--- Stated exercise ---
Your task is to filter the data below down to the lines holding "JSON".

--- The input ---
○ ○ ○
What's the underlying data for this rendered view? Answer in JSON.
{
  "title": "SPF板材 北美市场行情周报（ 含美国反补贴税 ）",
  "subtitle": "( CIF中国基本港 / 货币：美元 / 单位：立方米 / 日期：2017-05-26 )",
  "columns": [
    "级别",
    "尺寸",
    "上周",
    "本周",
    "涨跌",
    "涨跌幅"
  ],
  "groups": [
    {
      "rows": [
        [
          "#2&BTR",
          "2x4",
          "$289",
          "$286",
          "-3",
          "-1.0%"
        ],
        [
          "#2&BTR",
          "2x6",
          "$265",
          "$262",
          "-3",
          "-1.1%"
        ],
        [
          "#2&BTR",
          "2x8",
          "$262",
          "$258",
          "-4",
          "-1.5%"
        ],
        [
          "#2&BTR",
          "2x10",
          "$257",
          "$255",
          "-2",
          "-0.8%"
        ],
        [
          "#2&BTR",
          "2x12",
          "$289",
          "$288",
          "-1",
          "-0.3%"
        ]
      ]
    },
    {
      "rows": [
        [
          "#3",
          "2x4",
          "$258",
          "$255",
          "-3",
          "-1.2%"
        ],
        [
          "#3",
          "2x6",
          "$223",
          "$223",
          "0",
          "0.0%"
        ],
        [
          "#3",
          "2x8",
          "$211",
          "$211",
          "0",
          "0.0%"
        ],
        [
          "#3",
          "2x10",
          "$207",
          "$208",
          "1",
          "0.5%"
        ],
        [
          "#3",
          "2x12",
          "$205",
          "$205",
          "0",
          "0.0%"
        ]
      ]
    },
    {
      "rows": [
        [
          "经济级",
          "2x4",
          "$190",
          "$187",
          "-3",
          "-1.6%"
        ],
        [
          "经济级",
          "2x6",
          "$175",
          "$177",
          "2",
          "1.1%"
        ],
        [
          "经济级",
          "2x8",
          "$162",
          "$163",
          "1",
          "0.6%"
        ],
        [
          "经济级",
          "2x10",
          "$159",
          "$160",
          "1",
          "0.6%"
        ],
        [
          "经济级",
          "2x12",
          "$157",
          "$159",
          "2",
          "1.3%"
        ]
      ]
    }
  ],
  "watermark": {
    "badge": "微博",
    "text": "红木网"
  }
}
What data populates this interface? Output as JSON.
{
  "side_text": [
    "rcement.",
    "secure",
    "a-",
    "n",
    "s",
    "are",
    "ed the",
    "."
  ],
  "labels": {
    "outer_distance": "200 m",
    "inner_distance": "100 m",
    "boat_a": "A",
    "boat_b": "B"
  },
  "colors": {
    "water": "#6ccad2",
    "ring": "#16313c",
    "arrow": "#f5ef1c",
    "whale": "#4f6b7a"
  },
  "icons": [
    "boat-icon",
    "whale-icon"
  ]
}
○ ○ ○
--- Output of the exercise ---
What's the underlying data for this rendered view? Answer in JSON.
What data populates this interface? Output as JSON.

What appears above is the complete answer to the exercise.